◆ WRITTEN EXERCISE
Report every line in the listing below where the string "JSON" shows up.

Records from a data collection

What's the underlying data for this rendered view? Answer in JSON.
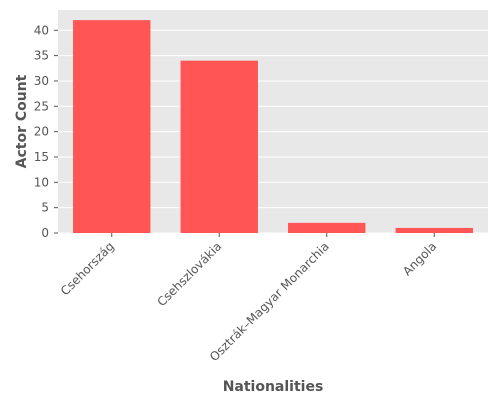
{
  "chart_data": {
    "type": "bar",
    "title": "",
    "xlabel": "Nationalities",
    "ylabel": "Actor Count",
    "categories": [
      "Csehország",
      "Csehszlovákia",
      "Osztrák–Magyar Monarchia",
      "Angola"
    ],
    "values": [
      42,
      34,
      2,
      1
    ],
    "ylim": [
      0,
      44
    ],
    "yticks": [
      0,
      5,
      10,
      15,
      20,
      25,
      30,
      35,
      40
    ],
    "grid": true,
    "legend": "none",
    "colors": {
      "bar": "#ff5555",
      "background": "#e8e8e8",
      "grid": "#ffffff",
      "text": "#555555"
    }
  }
}
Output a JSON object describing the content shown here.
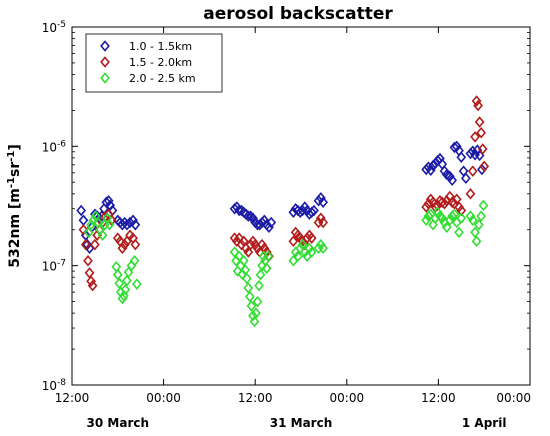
{
  "chart_data": {
    "type": "scatter",
    "title": "aerosol backscatter",
    "ylabel": {
      "base": "532nm [m",
      "exp1": "-1",
      "mid": "sr",
      "exp2": "-1",
      "end": "]"
    },
    "xlabel": "",
    "yscale": "log",
    "ylim": [
      1e-08,
      1e-05
    ],
    "y_ticks": [
      {
        "value": 1e-08,
        "base": "10",
        "exp": "-8"
      },
      {
        "value": 1e-07,
        "base": "10",
        "exp": "-7"
      },
      {
        "value": 1e-06,
        "base": "10",
        "exp": "-6"
      },
      {
        "value": 1e-05,
        "base": "10",
        "exp": "-5"
      }
    ],
    "x_unit": "hours from 30 March 12:00",
    "xlim": [
      0,
      60
    ],
    "x_ticks": [
      {
        "value": 0,
        "label": "12:00"
      },
      {
        "value": 12,
        "label": "00:00"
      },
      {
        "value": 24,
        "label": "12:00"
      },
      {
        "value": 36,
        "label": "00:00"
      },
      {
        "value": 48,
        "label": "12:00"
      },
      {
        "value": 60,
        "label": "00:00"
      }
    ],
    "day_labels": [
      {
        "value": 6,
        "label": "30 March"
      },
      {
        "value": 30,
        "label": "31 March"
      },
      {
        "value": 54,
        "label": "1 April"
      }
    ],
    "marker": "diamond-open",
    "legend_position": "top-left",
    "grid": false,
    "series": [
      {
        "name": "1.0 - 1.5km",
        "color": "#1a1aa6",
        "points": [
          [
            1.2,
            2.9e-07
          ],
          [
            1.5,
            2.4e-07
          ],
          [
            1.8,
            1.8e-07
          ],
          [
            2.0,
            1.5e-07
          ],
          [
            2.3,
            1.4e-07
          ],
          [
            2.6,
            2.1e-07
          ],
          [
            3.0,
            2.7e-07
          ],
          [
            3.3,
            2.6e-07
          ],
          [
            3.6,
            2.5e-07
          ],
          [
            3.9,
            2.6e-07
          ],
          [
            4.2,
            3e-07
          ],
          [
            4.5,
            3.4e-07
          ],
          [
            4.8,
            3.5e-07
          ],
          [
            5.0,
            3.2e-07
          ],
          [
            5.3,
            2.9e-07
          ],
          [
            6.0,
            2.4e-07
          ],
          [
            6.3,
            2.3e-07
          ],
          [
            6.6,
            2.2e-07
          ],
          [
            6.9,
            2.3e-07
          ],
          [
            7.2,
            2.2e-07
          ],
          [
            7.6,
            2.3e-07
          ],
          [
            8.0,
            2.4e-07
          ],
          [
            8.3,
            2.2e-07
          ],
          [
            21.3,
            3e-07
          ],
          [
            21.6,
            3.1e-07
          ],
          [
            21.9,
            2.9e-07
          ],
          [
            22.2,
            2.9e-07
          ],
          [
            22.5,
            2.8e-07
          ],
          [
            22.8,
            2.7e-07
          ],
          [
            23.1,
            2.6e-07
          ],
          [
            23.4,
            2.6e-07
          ],
          [
            23.7,
            2.5e-07
          ],
          [
            24.0,
            2.3e-07
          ],
          [
            24.3,
            2.2e-07
          ],
          [
            24.6,
            2.2e-07
          ],
          [
            24.9,
            2.3e-07
          ],
          [
            25.2,
            2.4e-07
          ],
          [
            25.5,
            2.2e-07
          ],
          [
            25.8,
            2.1e-07
          ],
          [
            26.1,
            2.3e-07
          ],
          [
            29.0,
            2.8e-07
          ],
          [
            29.3,
            3e-07
          ],
          [
            29.6,
            2.9e-07
          ],
          [
            29.9,
            2.8e-07
          ],
          [
            30.2,
            2.9e-07
          ],
          [
            30.5,
            3.1e-07
          ],
          [
            30.8,
            2.9e-07
          ],
          [
            31.1,
            2.7e-07
          ],
          [
            31.4,
            2.8e-07
          ],
          [
            31.7,
            2.9e-07
          ],
          [
            32.3,
            3.5e-07
          ],
          [
            32.6,
            3.7e-07
          ],
          [
            32.9,
            3.4e-07
          ],
          [
            46.4,
            6.4e-07
          ],
          [
            46.7,
            6.7e-07
          ],
          [
            47.0,
            6.3e-07
          ],
          [
            47.3,
            6.9e-07
          ],
          [
            47.6,
            7.2e-07
          ],
          [
            47.9,
            7.6e-07
          ],
          [
            48.2,
            7.9e-07
          ],
          [
            48.5,
            7.1e-07
          ],
          [
            48.8,
            6.2e-07
          ],
          [
            49.1,
            5.8e-07
          ],
          [
            49.5,
            5.6e-07
          ],
          [
            49.8,
            5.2e-07
          ],
          [
            50.1,
            9.8e-07
          ],
          [
            50.4,
            1e-06
          ],
          [
            50.7,
            9.2e-07
          ],
          [
            51.0,
            8.1e-07
          ],
          [
            51.3,
            6.2e-07
          ],
          [
            51.6,
            5.4e-07
          ],
          [
            52.2,
            8.7e-07
          ],
          [
            52.5,
            9.1e-07
          ],
          [
            52.8,
            8.5e-07
          ],
          [
            53.1,
            9.3e-07
          ],
          [
            53.4,
            8.4e-07
          ],
          [
            53.7,
            6.4e-07
          ]
        ]
      },
      {
        "name": "1.5 - 2.0km",
        "color": "#b31a1a",
        "points": [
          [
            1.5,
            2e-07
          ],
          [
            1.8,
            1.5e-07
          ],
          [
            2.1,
            1.1e-07
          ],
          [
            2.3,
            8.7e-08
          ],
          [
            2.5,
            7.4e-08
          ],
          [
            2.7,
            6.8e-08
          ],
          [
            3.0,
            1.5e-07
          ],
          [
            3.3,
            1.8e-07
          ],
          [
            3.6,
            2e-07
          ],
          [
            4.0,
            2.3e-07
          ],
          [
            4.4,
            2.6e-07
          ],
          [
            4.8,
            2.7e-07
          ],
          [
            5.2,
            2.4e-07
          ],
          [
            6.0,
            1.7e-07
          ],
          [
            6.3,
            1.6e-07
          ],
          [
            6.6,
            1.4e-07
          ],
          [
            6.9,
            1.5e-07
          ],
          [
            7.2,
            1.6e-07
          ],
          [
            7.6,
            1.8e-07
          ],
          [
            8.0,
            1.7e-07
          ],
          [
            8.3,
            1.5e-07
          ],
          [
            21.3,
            1.7e-07
          ],
          [
            21.6,
            1.6e-07
          ],
          [
            21.9,
            1.7e-07
          ],
          [
            22.2,
            1.5e-07
          ],
          [
            22.5,
            1.6e-07
          ],
          [
            22.8,
            1.4e-07
          ],
          [
            23.1,
            1.3e-07
          ],
          [
            23.4,
            1.5e-07
          ],
          [
            23.7,
            1.6e-07
          ],
          [
            24.0,
            1.5e-07
          ],
          [
            24.3,
            1.4e-07
          ],
          [
            24.6,
            1.3e-07
          ],
          [
            24.9,
            1.5e-07
          ],
          [
            25.2,
            1.4e-07
          ],
          [
            25.5,
            1.3e-07
          ],
          [
            25.8,
            1.2e-07
          ],
          [
            29.0,
            1.6e-07
          ],
          [
            29.3,
            1.9e-07
          ],
          [
            29.6,
            1.8e-07
          ],
          [
            29.9,
            1.7e-07
          ],
          [
            30.2,
            1.6e-07
          ],
          [
            30.5,
            1.5e-07
          ],
          [
            30.8,
            1.7e-07
          ],
          [
            31.1,
            1.8e-07
          ],
          [
            31.4,
            1.7e-07
          ],
          [
            32.3,
            2.3e-07
          ],
          [
            32.6,
            2.5e-07
          ],
          [
            32.9,
            2.3e-07
          ],
          [
            46.4,
            3.1e-07
          ],
          [
            46.7,
            3.3e-07
          ],
          [
            47.0,
            3.6e-07
          ],
          [
            47.3,
            3.4e-07
          ],
          [
            47.6,
            3.1e-07
          ],
          [
            47.9,
            3.2e-07
          ],
          [
            48.2,
            3.5e-07
          ],
          [
            48.5,
            3.4e-07
          ],
          [
            48.8,
            3.3e-07
          ],
          [
            49.1,
            3.5e-07
          ],
          [
            49.5,
            3.8e-07
          ],
          [
            49.8,
            3.4e-07
          ],
          [
            50.1,
            3.3e-07
          ],
          [
            50.4,
            3.6e-07
          ],
          [
            50.7,
            3.1e-07
          ],
          [
            51.0,
            2.9e-07
          ],
          [
            52.2,
            4e-07
          ],
          [
            52.5,
            6.2e-07
          ],
          [
            52.8,
            1.2e-06
          ],
          [
            53.0,
            2.4e-06
          ],
          [
            53.2,
            2.2e-06
          ],
          [
            53.4,
            1.6e-06
          ],
          [
            53.6,
            1.3e-06
          ],
          [
            53.8,
            9.5e-07
          ],
          [
            54.0,
            6.8e-07
          ]
        ]
      },
      {
        "name": "2.0 - 2.5 km",
        "color": "#33dd33",
        "points": [
          [
            2.2,
            1.9e-07
          ],
          [
            2.5,
            2.2e-07
          ],
          [
            2.8,
            2.4e-07
          ],
          [
            3.1,
            2.6e-07
          ],
          [
            3.4,
            2.3e-07
          ],
          [
            3.7,
            2e-07
          ],
          [
            4.0,
            1.8e-07
          ],
          [
            4.3,
            2.2e-07
          ],
          [
            4.6,
            2.5e-07
          ],
          [
            4.9,
            2.2e-07
          ],
          [
            5.8,
            9.8e-08
          ],
          [
            6.0,
            8.4e-08
          ],
          [
            6.2,
            7.1e-08
          ],
          [
            6.4,
            6e-08
          ],
          [
            6.6,
            5.3e-08
          ],
          [
            6.8,
            5.6e-08
          ],
          [
            7.0,
            6.3e-08
          ],
          [
            7.2,
            7.5e-08
          ],
          [
            7.4,
            8.8e-08
          ],
          [
            7.8,
            1e-07
          ],
          [
            8.2,
            1.1e-07
          ],
          [
            8.5,
            7e-08
          ],
          [
            21.3,
            1.3e-07
          ],
          [
            21.5,
            1.1e-07
          ],
          [
            21.7,
            9e-08
          ],
          [
            21.9,
            1.2e-07
          ],
          [
            22.1,
            1e-07
          ],
          [
            22.3,
            8.5e-08
          ],
          [
            22.5,
            1.1e-07
          ],
          [
            22.7,
            9.2e-08
          ],
          [
            22.9,
            7.8e-08
          ],
          [
            23.1,
            6.5e-08
          ],
          [
            23.3,
            5.5e-08
          ],
          [
            23.5,
            4.6e-08
          ],
          [
            23.7,
            3.8e-08
          ],
          [
            23.9,
            3.4e-08
          ],
          [
            24.1,
            4e-08
          ],
          [
            24.3,
            5e-08
          ],
          [
            24.5,
            6.8e-08
          ],
          [
            24.7,
            8.4e-08
          ],
          [
            24.9,
            1e-07
          ],
          [
            25.1,
            1.2e-07
          ],
          [
            25.3,
            1.1e-07
          ],
          [
            25.5,
            9.5e-08
          ],
          [
            25.7,
            1.2e-07
          ],
          [
            29.0,
            1.1e-07
          ],
          [
            29.3,
            1.3e-07
          ],
          [
            29.6,
            1.2e-07
          ],
          [
            29.9,
            1.4e-07
          ],
          [
            30.2,
            1.5e-07
          ],
          [
            30.5,
            1.3e-07
          ],
          [
            30.8,
            1.2e-07
          ],
          [
            31.1,
            1.4e-07
          ],
          [
            31.4,
            1.3e-07
          ],
          [
            32.3,
            1.4e-07
          ],
          [
            32.6,
            1.5e-07
          ],
          [
            32.9,
            1.4e-07
          ],
          [
            46.4,
            2.4e-07
          ],
          [
            46.7,
            2.6e-07
          ],
          [
            47.0,
            2.7e-07
          ],
          [
            47.3,
            2.2e-07
          ],
          [
            47.6,
            2.5e-07
          ],
          [
            47.9,
            2.8e-07
          ],
          [
            48.2,
            2.6e-07
          ],
          [
            48.5,
            2.5e-07
          ],
          [
            48.8,
            2.3e-07
          ],
          [
            49.1,
            2.1e-07
          ],
          [
            49.5,
            2.4e-07
          ],
          [
            49.8,
            2.6e-07
          ],
          [
            50.1,
            2.7e-07
          ],
          [
            50.4,
            2.3e-07
          ],
          [
            50.7,
            1.9e-07
          ],
          [
            51.0,
            2.5e-07
          ],
          [
            52.2,
            2.6e-07
          ],
          [
            52.5,
            2.4e-07
          ],
          [
            52.8,
            1.9e-07
          ],
          [
            53.0,
            1.6e-07
          ],
          [
            53.3,
            2.2e-07
          ],
          [
            53.6,
            2.6e-07
          ],
          [
            53.9,
            3.2e-07
          ]
        ]
      }
    ]
  }
}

◆ RESULT FOR THIS TASK
What's the underlying data for this rendered view? Answer in JSON.
Output a JSON object describing the content shown here.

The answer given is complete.